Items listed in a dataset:
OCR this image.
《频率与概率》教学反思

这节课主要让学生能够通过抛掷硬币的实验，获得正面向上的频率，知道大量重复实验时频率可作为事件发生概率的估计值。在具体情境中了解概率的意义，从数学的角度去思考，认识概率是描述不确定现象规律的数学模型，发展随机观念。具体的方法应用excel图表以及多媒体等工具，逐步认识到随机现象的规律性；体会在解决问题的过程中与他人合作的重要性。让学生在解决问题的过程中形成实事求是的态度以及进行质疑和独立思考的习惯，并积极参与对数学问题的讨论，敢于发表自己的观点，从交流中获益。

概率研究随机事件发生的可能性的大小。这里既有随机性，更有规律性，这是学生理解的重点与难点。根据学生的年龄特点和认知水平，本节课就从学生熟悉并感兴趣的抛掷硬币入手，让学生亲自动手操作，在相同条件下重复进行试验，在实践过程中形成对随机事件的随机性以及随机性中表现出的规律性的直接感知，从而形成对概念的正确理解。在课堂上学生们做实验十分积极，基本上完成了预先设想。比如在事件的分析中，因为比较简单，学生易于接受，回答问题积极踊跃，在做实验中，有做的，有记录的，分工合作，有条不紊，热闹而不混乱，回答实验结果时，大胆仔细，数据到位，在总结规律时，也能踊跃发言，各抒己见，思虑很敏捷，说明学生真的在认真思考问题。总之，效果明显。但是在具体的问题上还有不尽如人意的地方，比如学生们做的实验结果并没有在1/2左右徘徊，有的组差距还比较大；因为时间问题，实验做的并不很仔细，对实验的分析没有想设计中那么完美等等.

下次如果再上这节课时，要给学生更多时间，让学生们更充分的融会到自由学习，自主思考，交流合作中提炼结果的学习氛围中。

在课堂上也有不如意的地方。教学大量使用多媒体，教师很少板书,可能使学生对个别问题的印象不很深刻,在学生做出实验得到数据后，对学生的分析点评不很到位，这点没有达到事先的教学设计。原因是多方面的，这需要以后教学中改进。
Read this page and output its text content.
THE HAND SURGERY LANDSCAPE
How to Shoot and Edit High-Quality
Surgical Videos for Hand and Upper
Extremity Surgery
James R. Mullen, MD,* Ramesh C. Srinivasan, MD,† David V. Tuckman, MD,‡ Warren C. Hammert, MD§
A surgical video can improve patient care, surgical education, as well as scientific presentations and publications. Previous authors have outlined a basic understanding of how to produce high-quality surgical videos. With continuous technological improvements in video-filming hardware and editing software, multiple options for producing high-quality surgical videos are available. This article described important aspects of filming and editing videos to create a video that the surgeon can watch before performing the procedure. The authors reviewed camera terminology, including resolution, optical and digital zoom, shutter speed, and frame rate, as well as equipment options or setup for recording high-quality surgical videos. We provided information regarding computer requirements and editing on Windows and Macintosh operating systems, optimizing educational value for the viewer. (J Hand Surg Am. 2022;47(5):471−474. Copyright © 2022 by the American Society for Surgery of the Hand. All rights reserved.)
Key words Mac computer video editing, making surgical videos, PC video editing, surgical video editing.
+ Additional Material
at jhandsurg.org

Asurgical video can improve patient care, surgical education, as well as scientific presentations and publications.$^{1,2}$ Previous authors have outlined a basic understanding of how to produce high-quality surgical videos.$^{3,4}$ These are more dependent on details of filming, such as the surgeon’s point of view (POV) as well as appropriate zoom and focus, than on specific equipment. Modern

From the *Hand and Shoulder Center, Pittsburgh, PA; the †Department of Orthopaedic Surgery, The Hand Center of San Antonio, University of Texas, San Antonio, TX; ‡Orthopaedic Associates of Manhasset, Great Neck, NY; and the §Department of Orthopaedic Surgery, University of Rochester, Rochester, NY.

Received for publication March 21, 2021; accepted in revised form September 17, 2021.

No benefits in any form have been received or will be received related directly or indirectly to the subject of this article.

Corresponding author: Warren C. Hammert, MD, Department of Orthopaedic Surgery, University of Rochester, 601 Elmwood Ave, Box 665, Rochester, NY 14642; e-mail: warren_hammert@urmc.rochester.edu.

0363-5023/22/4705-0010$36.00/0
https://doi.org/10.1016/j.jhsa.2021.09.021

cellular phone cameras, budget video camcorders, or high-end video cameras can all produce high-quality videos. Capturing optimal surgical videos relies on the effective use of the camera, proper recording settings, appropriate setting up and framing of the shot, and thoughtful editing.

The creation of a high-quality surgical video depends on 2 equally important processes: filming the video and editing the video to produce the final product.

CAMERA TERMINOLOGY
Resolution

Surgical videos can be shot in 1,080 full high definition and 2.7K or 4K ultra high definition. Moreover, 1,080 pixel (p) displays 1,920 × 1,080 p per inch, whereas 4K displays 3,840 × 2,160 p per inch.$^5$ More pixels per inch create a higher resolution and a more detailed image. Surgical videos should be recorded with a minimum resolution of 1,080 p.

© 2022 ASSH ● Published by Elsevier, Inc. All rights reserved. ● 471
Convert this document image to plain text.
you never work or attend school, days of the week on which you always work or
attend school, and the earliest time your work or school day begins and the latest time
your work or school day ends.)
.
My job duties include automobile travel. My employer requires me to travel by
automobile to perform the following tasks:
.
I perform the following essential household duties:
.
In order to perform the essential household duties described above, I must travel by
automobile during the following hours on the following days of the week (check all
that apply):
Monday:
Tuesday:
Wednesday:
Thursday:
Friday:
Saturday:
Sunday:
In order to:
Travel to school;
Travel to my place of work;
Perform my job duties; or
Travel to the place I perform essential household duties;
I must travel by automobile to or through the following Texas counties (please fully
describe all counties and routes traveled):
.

Written request
Reproduce every line of the data verbatim.

Task response
OCR this image.
《频率与概率》教学反思

这节课主要让学生能够通过抛掷硬币的实验，获得正面向上的频率，知道大量重复实验时频率可作为事件发生概率的估计值。在具体情境中了解概率的意义，从数学的角度去思考，认识概率是描述不确定现象规律的数学模型，发展随机观念。具体的方法应用excel图表以及多媒体等工具，逐步认识到随机现象的规律性；体会在解决问题的过程中与他人合作的重要性。让学生在解决问题的过程中形成实事求是的态度以及进行质疑和独立思考的习惯，并积极参与对数学问题的讨论，敢于发表自己的观点，从交流中获益。

概率研究随机事件发生的可能性的大小。这里既有随机性，更有规律性，这是学生理解的重点与难点。根据学生的年龄特点和认知水平，本节课就从学生熟悉并感兴趣的抛掷硬币入手，让学生亲自动手操作，在相同条件下重复进行试验，在实践过程中形成对随机事件的随机性以及随机性中表现出的规律性的直接感知，从而形成对概念的正确理解。在课堂上学生们做实验十分积极，基本上完成了预先设想。比如在事件的分析中，因为比较简单，学生易于接受，回答问题积极踊跃，在做实验中，有做的，有记录的，分工合作，有条不紊，热闹而不混乱，回答实验结果时，大胆仔细，数据到位，在总结规律时，也能踊跃发言，各抒己见，思虑很敏捷，说明学生真的在认真思考问题。总之，效果明显。但是在具体的问题上还有不尽如人意的地方，比如学生们做的实验结果并没有在1/2左右徘徊，有的组差距还比较大；因为时间问题，实验做的并不很仔细，对实验的分析没有想设计中那么完美等等.

下次如果再上这节课时，要给学生更多时间，让学生们更充分的融会到自由学习，自主思考，交流合作中提炼结果的学习氛围中。

在课堂上也有不如意的地方。教学大量使用多媒体，教师很少板书,可能使学生对个别问题的印象不很深刻,在学生做出实验得到数据后，对学生的分析点评不很到位，这点没有达到事先的教学设计。原因是多方面的，这需要以后教学中改进。
Read this page and output its text content.
THE HAND SURGERY LANDSCAPE
How to Shoot and Edit High-Quality
Surgical Videos for Hand and Upper
Extremity Surgery
James R. Mullen, MD,* Ramesh C. Srinivasan, MD,† David V. Tuckman, MD,‡ Warren C. Hammert, MD§
A surgical video can improve patient care, surgical education, as well as scientific presentations and publications. Previous authors have outlined a basic understanding of how to produce high-quality surgical videos. With continuous technological improvements in video-filming hardware and editing software, multiple options for producing high-quality surgical videos are available. This article described important aspects of filming and editing videos to create a video that the surgeon can watch before performing the procedure. The authors reviewed camera terminology, including resolution, optical and digital zoom, shutter speed, and frame rate, as well as equipment options or setup for recording high-quality surgical videos. We provided information regarding computer requirements and editing on Windows and Macintosh operating systems, optimizing educational value for the viewer. (J Hand Surg Am. 2022;47(5):471−474. Copyright © 2022 by the American Society for Surgery of the Hand. All rights reserved.)
Key words Mac computer video editing, making surgical videos, PC video editing, surgical video editing.
+ Additional Material
at jhandsurg.org

Asurgical video can improve patient care, surgical education, as well as scientific presentations and publications.$^{1,2}$ Previous authors have outlined a basic understanding of how to produce high-quality surgical videos.$^{3,4}$ These are more dependent on details of filming, such as the surgeon’s point of view (POV) as well as appropriate zoom and focus, than on specific equipment. Modern

From the *Hand and Shoulder Center, Pittsburgh, PA; the †Department of Orthopaedic Surgery, The Hand Center of San Antonio, University of Texas, San Antonio, TX; ‡Orthopaedic Associates of Manhasset, Great Neck, NY; and the §Department of Orthopaedic Surgery, University of Rochester, Rochester, NY.

Received for publication March 21, 2021; accepted in revised form September 17, 2021.

No benefits in any form have been received or will be received related directly or indirectly to the subject of this article.

Corresponding author: Warren C. Hammert, MD, Department of Orthopaedic Surgery, University of Rochester, 601 Elmwood Ave, Box 665, Rochester, NY 14642; e-mail: warren_hammert@urmc.rochester.edu.

0363-5023/22/4705-0010$36.00/0
https://doi.org/10.1016/j.jhsa.2021.09.021

cellular phone cameras, budget video camcorders, or high-end video cameras can all produce high-quality videos. Capturing optimal surgical videos relies on the effective use of the camera, proper recording settings, appropriate setting up and framing of the shot, and thoughtful editing.

The creation of a high-quality surgical video depends on 2 equally important processes: filming the video and editing the video to produce the final product.

CAMERA TERMINOLOGY
Resolution

Surgical videos can be shot in 1,080 full high definition and 2.7K or 4K ultra high definition. Moreover, 1,080 pixel (p) displays 1,920 × 1,080 p per inch, whereas 4K displays 3,840 × 2,160 p per inch.$^5$ More pixels per inch create a higher resolution and a more detailed image. Surgical videos should be recorded with a minimum resolution of 1,080 p.

© 2022 ASSH ● Published by Elsevier, Inc. All rights reserved. ● 471
Convert this document image to plain text.
you never work or attend school, days of the week on which you always work or
attend school, and the earliest time your work or school day begins and the latest time
your work or school day ends.)
.
My job duties include automobile travel. My employer requires me to travel by
automobile to perform the following tasks:
.
I perform the following essential household duties:
.
In order to perform the essential household duties described above, I must travel by
automobile during the following hours on the following days of the week (check all
that apply):
Monday:
Tuesday:
Wednesday:
Thursday:
Friday:
Saturday:
Sunday:
In order to:
Travel to school;
Travel to my place of work;
Perform my job duties; or
Travel to the place I perform essential household duties;
I must travel by automobile to or through the following Texas counties (please fully
describe all counties and routes traveled):
.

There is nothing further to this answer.